What to do - Pull out every line below that contains the word "perlu".

Data provided -

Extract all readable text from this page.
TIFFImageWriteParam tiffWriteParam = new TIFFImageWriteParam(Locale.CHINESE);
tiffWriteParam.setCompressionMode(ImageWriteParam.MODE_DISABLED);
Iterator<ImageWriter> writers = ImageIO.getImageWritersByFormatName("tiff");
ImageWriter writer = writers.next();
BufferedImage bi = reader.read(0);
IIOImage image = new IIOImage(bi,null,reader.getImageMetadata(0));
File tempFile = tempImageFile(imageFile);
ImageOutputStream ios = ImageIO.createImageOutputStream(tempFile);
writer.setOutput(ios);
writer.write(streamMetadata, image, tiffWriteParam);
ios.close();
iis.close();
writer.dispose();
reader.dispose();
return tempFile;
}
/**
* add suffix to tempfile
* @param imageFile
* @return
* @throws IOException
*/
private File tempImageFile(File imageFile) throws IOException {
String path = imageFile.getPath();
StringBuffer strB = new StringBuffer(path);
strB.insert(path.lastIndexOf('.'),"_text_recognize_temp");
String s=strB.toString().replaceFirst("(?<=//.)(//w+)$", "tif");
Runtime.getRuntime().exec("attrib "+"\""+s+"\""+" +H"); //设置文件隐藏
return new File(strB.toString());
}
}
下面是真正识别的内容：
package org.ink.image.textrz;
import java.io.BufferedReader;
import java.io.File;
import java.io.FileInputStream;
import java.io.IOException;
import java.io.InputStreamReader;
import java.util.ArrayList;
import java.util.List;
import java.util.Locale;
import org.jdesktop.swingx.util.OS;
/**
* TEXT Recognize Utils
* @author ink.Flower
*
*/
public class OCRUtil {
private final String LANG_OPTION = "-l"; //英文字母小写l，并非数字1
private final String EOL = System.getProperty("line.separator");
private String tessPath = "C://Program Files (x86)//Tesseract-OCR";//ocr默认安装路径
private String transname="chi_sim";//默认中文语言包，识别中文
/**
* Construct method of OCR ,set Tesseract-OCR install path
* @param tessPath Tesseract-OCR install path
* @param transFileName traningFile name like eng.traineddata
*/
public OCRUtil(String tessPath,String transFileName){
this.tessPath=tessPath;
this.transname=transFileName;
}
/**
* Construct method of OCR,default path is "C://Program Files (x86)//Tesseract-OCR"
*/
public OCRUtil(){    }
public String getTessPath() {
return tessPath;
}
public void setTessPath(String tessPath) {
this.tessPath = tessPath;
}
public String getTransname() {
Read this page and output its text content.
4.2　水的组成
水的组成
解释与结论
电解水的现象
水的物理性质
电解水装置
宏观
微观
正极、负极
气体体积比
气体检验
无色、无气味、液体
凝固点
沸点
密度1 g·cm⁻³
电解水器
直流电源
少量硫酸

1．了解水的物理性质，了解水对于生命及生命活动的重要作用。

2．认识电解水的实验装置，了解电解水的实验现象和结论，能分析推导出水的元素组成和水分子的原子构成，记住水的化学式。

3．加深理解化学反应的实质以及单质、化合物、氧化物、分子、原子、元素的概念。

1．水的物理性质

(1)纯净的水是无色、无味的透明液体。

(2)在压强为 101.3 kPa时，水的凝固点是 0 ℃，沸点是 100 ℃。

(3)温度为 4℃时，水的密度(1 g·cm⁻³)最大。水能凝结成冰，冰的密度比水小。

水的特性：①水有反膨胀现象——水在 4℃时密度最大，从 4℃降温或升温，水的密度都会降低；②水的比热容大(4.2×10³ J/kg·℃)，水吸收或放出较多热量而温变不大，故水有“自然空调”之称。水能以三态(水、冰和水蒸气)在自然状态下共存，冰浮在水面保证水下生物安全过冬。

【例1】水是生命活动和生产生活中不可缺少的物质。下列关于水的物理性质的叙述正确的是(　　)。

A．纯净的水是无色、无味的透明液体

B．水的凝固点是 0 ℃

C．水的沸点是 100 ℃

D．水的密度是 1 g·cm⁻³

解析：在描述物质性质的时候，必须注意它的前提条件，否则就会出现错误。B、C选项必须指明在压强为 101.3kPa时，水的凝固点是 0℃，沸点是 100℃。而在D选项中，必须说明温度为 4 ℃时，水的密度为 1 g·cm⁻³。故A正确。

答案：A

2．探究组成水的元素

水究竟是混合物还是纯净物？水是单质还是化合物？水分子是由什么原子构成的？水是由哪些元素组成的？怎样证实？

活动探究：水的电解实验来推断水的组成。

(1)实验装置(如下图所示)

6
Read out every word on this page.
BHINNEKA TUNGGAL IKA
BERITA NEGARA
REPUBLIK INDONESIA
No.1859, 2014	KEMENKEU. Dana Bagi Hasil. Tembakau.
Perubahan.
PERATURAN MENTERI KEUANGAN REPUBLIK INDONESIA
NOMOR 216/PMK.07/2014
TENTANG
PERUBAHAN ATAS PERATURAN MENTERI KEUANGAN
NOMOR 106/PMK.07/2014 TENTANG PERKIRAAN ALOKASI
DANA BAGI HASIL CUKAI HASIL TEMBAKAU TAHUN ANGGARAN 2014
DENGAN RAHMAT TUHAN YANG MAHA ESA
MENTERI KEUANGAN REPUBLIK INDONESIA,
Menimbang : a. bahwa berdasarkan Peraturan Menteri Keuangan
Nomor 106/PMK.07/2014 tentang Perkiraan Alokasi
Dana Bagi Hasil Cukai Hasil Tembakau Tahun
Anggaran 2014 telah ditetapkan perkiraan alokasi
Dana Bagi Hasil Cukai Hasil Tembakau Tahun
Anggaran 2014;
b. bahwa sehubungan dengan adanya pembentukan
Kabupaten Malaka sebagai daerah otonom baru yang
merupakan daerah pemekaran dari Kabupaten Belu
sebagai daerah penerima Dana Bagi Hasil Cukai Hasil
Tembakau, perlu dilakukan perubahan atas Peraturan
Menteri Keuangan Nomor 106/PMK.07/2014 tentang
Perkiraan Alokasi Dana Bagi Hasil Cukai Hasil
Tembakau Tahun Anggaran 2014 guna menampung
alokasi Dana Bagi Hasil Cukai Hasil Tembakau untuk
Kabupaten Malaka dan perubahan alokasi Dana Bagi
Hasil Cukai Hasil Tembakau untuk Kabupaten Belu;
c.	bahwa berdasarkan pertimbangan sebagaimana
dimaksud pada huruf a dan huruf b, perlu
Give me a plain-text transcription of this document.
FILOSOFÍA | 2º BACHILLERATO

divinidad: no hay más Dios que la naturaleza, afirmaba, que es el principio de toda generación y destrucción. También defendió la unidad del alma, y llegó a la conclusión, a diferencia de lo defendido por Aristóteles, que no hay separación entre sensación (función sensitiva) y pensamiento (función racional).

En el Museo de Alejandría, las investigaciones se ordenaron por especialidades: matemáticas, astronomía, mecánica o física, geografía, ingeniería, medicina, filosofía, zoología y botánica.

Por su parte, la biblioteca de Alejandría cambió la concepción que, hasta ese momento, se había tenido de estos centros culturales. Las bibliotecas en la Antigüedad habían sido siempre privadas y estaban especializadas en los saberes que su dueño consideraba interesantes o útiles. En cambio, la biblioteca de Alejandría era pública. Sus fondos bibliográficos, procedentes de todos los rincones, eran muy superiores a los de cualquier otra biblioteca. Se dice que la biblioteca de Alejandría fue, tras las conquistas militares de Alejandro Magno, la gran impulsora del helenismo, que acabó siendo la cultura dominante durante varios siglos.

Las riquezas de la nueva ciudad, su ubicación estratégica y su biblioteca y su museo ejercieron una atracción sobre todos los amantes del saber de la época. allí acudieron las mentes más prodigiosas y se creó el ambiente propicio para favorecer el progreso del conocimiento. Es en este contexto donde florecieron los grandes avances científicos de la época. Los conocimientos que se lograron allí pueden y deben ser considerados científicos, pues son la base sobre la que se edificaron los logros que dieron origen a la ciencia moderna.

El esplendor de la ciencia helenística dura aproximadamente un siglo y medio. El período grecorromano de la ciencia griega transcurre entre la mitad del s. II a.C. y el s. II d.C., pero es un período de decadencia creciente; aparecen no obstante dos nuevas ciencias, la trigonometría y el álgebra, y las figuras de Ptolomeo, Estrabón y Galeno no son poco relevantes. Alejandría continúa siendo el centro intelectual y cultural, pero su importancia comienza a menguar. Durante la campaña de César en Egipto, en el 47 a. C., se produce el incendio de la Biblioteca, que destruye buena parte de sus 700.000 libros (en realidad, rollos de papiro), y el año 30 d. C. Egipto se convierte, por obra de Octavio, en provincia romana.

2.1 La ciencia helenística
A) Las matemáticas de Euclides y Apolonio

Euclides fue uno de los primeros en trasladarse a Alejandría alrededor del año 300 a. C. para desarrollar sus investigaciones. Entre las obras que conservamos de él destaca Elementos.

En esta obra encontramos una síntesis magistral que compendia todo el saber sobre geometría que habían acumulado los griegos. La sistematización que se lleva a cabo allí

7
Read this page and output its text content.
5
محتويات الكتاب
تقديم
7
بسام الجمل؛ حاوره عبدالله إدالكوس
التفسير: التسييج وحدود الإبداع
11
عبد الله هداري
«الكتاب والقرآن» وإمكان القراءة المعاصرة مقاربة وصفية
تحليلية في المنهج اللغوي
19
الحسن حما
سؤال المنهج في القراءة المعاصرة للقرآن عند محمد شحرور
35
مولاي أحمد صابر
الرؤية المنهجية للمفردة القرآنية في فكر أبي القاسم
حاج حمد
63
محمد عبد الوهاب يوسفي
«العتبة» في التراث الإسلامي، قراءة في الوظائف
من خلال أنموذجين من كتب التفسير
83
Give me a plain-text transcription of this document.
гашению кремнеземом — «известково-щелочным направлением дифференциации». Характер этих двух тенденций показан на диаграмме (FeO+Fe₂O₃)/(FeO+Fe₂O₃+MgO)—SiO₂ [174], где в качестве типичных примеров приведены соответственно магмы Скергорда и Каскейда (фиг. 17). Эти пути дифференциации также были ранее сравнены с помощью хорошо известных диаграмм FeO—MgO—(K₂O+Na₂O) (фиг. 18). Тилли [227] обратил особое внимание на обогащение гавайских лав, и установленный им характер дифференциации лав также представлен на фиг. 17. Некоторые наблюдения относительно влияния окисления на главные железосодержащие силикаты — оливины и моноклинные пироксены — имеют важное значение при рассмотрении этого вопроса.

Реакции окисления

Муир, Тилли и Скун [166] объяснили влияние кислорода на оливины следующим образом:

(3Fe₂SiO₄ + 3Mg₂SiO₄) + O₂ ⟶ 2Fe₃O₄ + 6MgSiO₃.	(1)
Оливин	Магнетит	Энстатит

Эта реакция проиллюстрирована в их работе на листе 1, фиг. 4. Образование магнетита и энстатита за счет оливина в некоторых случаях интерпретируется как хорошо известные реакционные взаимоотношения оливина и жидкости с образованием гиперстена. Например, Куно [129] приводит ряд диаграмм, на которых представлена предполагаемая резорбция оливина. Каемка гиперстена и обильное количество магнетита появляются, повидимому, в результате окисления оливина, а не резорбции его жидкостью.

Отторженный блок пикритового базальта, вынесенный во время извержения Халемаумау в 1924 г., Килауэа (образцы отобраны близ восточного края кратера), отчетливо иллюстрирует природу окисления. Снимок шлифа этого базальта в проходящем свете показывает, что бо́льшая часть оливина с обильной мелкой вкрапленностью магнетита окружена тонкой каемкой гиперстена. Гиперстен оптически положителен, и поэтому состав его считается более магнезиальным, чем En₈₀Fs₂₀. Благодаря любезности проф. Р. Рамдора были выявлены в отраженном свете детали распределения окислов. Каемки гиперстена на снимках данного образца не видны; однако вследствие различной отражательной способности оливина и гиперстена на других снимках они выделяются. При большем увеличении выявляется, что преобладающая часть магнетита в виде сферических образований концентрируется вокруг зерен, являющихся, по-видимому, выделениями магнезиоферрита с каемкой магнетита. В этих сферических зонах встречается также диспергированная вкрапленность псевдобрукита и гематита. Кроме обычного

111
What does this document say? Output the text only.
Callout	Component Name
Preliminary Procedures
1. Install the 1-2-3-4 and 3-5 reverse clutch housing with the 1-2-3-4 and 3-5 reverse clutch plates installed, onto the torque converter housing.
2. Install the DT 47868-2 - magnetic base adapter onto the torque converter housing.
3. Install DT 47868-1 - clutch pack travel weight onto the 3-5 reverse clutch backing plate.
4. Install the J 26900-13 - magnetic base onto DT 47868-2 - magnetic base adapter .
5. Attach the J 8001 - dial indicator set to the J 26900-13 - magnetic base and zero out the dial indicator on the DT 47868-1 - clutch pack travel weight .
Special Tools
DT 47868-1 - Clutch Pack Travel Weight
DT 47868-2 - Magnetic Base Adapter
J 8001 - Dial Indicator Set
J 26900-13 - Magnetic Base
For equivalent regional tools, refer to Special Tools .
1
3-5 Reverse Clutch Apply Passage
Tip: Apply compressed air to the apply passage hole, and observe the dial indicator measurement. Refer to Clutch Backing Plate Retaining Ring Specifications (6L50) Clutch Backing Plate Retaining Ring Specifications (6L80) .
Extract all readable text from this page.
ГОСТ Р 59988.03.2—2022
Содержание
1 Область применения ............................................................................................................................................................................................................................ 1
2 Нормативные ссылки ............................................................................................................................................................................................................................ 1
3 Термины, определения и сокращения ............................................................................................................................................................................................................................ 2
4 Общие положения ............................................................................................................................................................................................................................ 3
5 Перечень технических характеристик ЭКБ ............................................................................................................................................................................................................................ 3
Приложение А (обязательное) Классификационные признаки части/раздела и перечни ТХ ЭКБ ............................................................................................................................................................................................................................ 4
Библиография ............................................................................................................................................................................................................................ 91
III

Exercise response -
Tembakau, perlu dilakukan perubahan atas Peraturan
dimaksud pada huruf a dan huruf b, perlu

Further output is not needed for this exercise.